Instructions for the task: Track down every line below that holds "Data" and copy it.
** Start **
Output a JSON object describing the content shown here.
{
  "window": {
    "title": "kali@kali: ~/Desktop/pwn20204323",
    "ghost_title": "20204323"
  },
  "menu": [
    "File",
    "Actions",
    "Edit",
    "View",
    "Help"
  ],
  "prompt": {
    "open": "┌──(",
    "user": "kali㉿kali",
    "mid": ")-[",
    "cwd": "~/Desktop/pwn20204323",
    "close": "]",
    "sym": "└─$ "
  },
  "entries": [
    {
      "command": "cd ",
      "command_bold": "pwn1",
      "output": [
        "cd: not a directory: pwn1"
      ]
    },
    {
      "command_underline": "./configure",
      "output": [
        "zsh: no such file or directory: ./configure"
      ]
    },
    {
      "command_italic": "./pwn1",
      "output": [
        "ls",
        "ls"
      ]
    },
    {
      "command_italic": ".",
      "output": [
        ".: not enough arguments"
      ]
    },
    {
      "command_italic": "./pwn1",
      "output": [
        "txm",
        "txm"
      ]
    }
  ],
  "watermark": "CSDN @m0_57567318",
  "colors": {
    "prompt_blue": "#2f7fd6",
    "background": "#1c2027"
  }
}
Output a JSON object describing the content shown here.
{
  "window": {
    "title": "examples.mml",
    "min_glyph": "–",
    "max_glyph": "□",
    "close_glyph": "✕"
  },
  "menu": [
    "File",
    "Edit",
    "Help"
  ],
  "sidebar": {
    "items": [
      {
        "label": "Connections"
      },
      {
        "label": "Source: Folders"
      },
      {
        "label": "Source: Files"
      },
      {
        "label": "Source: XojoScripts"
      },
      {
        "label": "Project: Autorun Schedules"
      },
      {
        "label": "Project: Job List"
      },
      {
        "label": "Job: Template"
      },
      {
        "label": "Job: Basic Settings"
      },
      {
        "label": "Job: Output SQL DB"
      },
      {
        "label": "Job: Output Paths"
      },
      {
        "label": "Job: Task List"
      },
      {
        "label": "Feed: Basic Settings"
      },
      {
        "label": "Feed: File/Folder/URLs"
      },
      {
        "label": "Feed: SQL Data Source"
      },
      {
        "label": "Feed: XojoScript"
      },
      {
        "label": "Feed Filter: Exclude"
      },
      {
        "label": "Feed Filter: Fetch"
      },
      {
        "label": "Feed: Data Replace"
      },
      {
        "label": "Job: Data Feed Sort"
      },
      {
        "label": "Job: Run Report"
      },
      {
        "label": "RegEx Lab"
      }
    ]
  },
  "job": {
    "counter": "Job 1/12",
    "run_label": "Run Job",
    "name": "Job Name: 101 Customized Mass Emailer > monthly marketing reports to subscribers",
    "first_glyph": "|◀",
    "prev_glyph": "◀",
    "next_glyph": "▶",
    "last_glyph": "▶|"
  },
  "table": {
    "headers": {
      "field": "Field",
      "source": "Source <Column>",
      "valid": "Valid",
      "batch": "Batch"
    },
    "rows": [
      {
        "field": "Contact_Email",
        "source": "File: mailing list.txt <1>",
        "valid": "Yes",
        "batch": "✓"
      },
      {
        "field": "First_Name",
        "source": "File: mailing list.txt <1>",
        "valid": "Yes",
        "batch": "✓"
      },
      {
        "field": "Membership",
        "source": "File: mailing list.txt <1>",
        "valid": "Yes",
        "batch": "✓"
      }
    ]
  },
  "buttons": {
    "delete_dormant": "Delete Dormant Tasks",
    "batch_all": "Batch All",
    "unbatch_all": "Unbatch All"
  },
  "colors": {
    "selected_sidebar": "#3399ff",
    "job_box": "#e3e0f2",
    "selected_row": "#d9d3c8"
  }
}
** End **
Solution below:
        "label": "Feed: SQL Data Source"
        "label": "Feed: Data Replace"
        "label": "Job: Data Feed Sort"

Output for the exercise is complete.